## begin

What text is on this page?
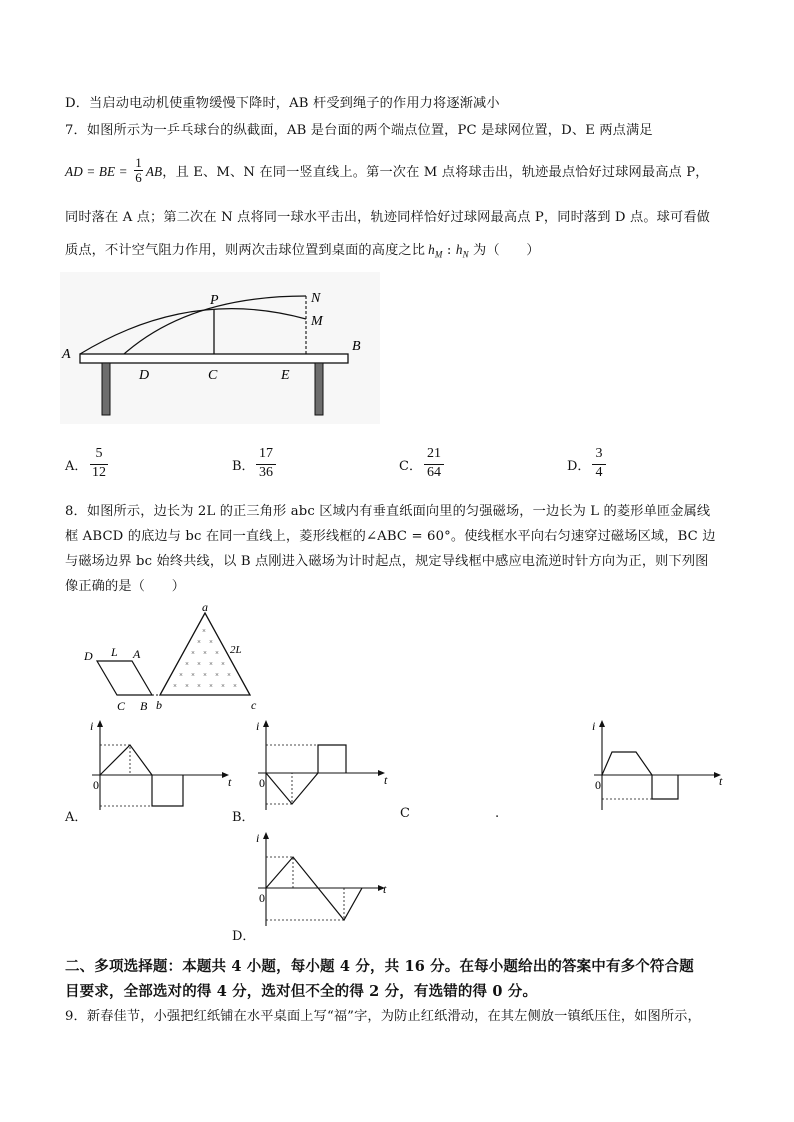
D．当启动电动机使重物缓慢下降时，AB 杆受到绳子的作用力将逐渐减小
7．如图所示为一乒乓球台的纵截面，AB 是台面的两个端点位置，PC 是球网位置，D、E 两点满足
AD = BE = $\frac{1}{6}$ AB，且 E、M、N 在同一竖直线上。第一次在 M 点将球击出，轨迹最点恰好过球网最高点 P，
同时落在 A 点；第二次在 N 点将同一球水平击出，轨迹同样恰好过球网最高点 P，同时落到 D 点。球可看做
质点，不计空气阻力作用，则两次击球位置到桌面的高度之比 $h_M$ : $h_N$ 为（　　）
A
B
C
D	E
P
M
N
A． $\frac{5}{12}$	B． $\frac{17}{36}$	C． $\frac{21}{64}$	D． $\frac{3}{4}$
8．如图所示，边长为 2L 的正三角形 abc 区域内有垂直纸面向里的匀强磁场，一边长为 L 的菱形单匝金属线
框 ABCD 的底边与 bc 在同一直线上，菱形线框的∠ABC = 60°。使线框水平向右匀速穿过磁场区域，BC 边
与磁场边界 bc 始终共线，以 B 点刚进入磁场为计时起点，规定导线框中感应电流逆时针方向为正，则下列图
像正确的是（　　）
×
× ×
× × ×
× × × ×
× × × × ×
× × × × × ×
D L A
C B
a
b	c
2L
i
t
0
i
t
0
i
t
0
A．	B．	C	.
i
t
0
D．
二、多项选择题：本题共 4 小题，每小题 4 分，共 16 分。在每小题给出的答案中有多个符合题
目要求，全部选对的得 4 分，选对但不全的得 2 分，有选错的得 0 分。
9．新春佳节，小强把红纸铺在水平桌面上写“福”字，为防止红纸滑动，在其左侧放一镇纸压住，如图所示，
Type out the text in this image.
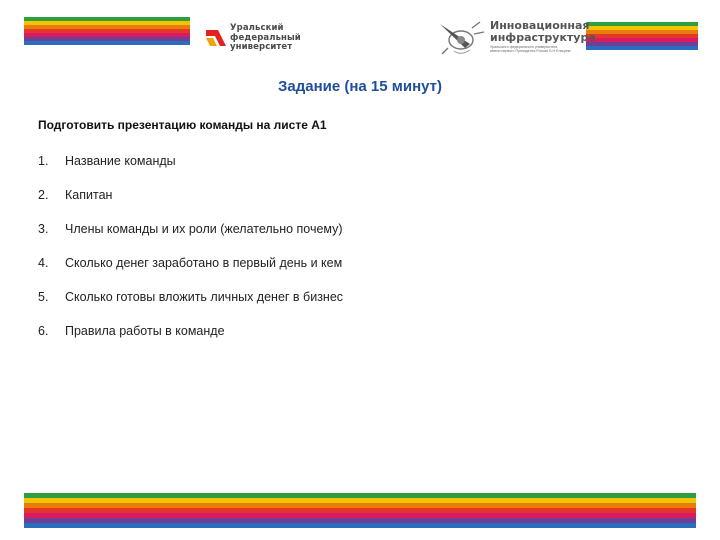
Уральский
федеральный
университет
Инновационная
инфраструктура
Уральского федерального университета
имени первого Президента России Б.Н.Ельцина
Задание (на 15 минут)
Подготовить презентацию команды на листе А1
1. Название команды
2. Капитан
3. Члены команды и их роли (желательно почему)
4. Сколько денег заработано в первый день и кем
5. Сколько готовы вложить личных денег в бизнес
6. Правила работы в команде
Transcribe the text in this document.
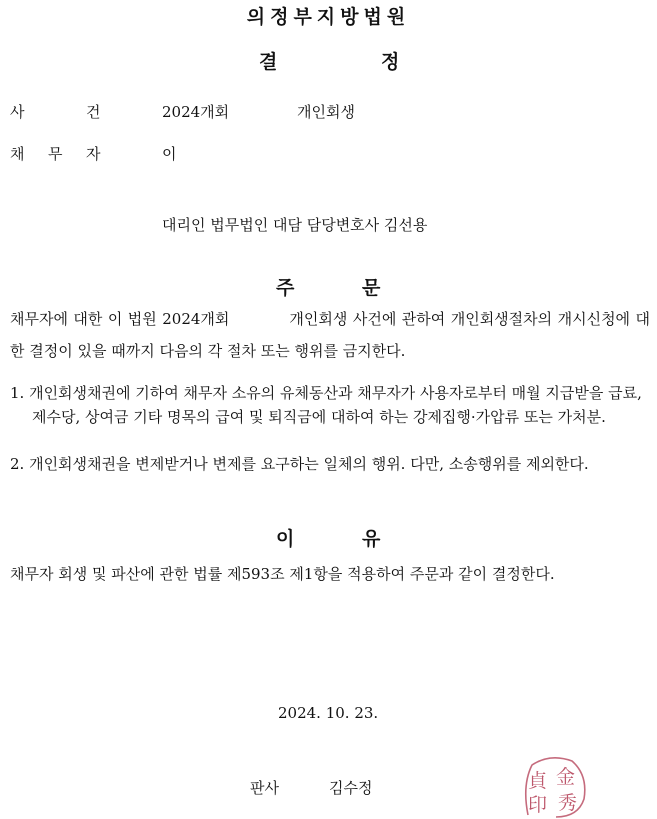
의정부지방법원
결	정
사	건	2024개회	개인회생
채 무 자	이
대리인 법무법인 대담 담당변호사 김선용
주	문
채무자에 대한 이 법원 2024개회           개인회생 사건에 관하여 개인회생절차의 개시신청에 대한 결정이 있을 때까지 다음의 각 절차 또는 행위를 금지한다.
1. 개인회생채권에 기하여 채무자 소유의 유체동산과 채무자가 사용자로부터 매월 지급받을 급료, 제수당, 상여금 기타 명목의 급여 및 퇴직금에 대하여 하는 강제집행·가압류 또는 가처분.
2. 개인회생채권을 변제받거나 변제를 요구하는 일체의 행위. 다만, 소송행위를 제외한다.
이	유
채무자 회생 및 파산에 관한 법률 제593조 제1항을 적용하여 주문과 같이 결정한다.
2024. 10. 23.
판사	김수정	金
秀
貞
印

## end

• Exercise requirements:
Repeat all of the entries word for word, but omit the pictures.

• The answer:
What text is on this page?
D．当启动电动机使重物缓慢下降时，AB 杆受到绳子的作用力将逐渐减小
7．如图所示为一乒乓球台的纵截面，AB 是台面的两个端点位置，PC 是球网位置，D、E 两点满足
AD = BE = $\frac{1}{6}$ AB，且 E、M、N 在同一竖直线上。第一次在 M 点将球击出，轨迹最点恰好过球网最高点 P，
同时落在 A 点；第二次在 N 点将同一球水平击出，轨迹同样恰好过球网最高点 P，同时落到 D 点。球可看做
质点，不计空气阻力作用，则两次击球位置到桌面的高度之比 $h_M$ : $h_N$ 为（　　）
A
B
C
D	E
P
M
N
A． $\frac{5}{12}$	B． $\frac{17}{36}$	C． $\frac{21}{64}$	D． $\frac{3}{4}$
8．如图所示，边长为 2L 的正三角形 abc 区域内有垂直纸面向里的匀强磁场，一边长为 L 的菱形单匝金属线
框 ABCD 的底边与 bc 在同一直线上，菱形线框的∠ABC = 60°。使线框水平向右匀速穿过磁场区域，BC 边
与磁场边界 bc 始终共线，以 B 点刚进入磁场为计时起点，规定导线框中感应电流逆时针方向为正，则下列图
像正确的是（　　）
×
× ×
× × ×
× × × ×
× × × × ×
× × × × × ×
D L A
C B
a
b	c
2L
i
t
0
i
t
0
i
t
0
A．	B．	C	.
i
t
0
D．
二、多项选择题：本题共 4 小题，每小题 4 分，共 16 分。在每小题给出的答案中有多个符合题
目要求，全部选对的得 4 分，选对但不全的得 2 分，有选错的得 0 分。
9．新春佳节，小强把红纸铺在水平桌面上写“福”字，为防止红纸滑动，在其左侧放一镇纸压住，如图所示，
Type out the text in this image.
Уральский
федеральный
университет
Инновационная
инфраструктура
Уральского федерального университета
имени первого Президента России Б.Н.Ельцина
Задание (на 15 минут)
Подготовить презентацию команды на листе А1
1. Название команды
2. Капитан
3. Члены команды и их роли (желательно почему)
4. Сколько денег заработано в первый день и кем
5. Сколько готовы вложить личных денег в бизнес
6. Правила работы в команде
Transcribe the text in this document.
의정부지방법원
결	정
사	건	2024개회	개인회생
채 무 자	이
대리인 법무법인 대담 담당변호사 김선용
주	문
채무자에 대한 이 법원 2024개회           개인회생 사건에 관하여 개인회생절차의 개시신청에 대한 결정이 있을 때까지 다음의 각 절차 또는 행위를 금지한다.
1. 개인회생채권에 기하여 채무자 소유의 유체동산과 채무자가 사용자로부터 매월 지급받을 급료, 제수당, 상여금 기타 명목의 급여 및 퇴직금에 대하여 하는 강제집행·가압류 또는 가처분.
2. 개인회생채권을 변제받거나 변제를 요구하는 일체의 행위. 다만, 소송행위를 제외한다.
이	유
채무자 회생 및 파산에 관한 법률 제593조 제1항을 적용하여 주문과 같이 결정한다.
2024. 10. 23.
판사	김수정	金
秀
貞
印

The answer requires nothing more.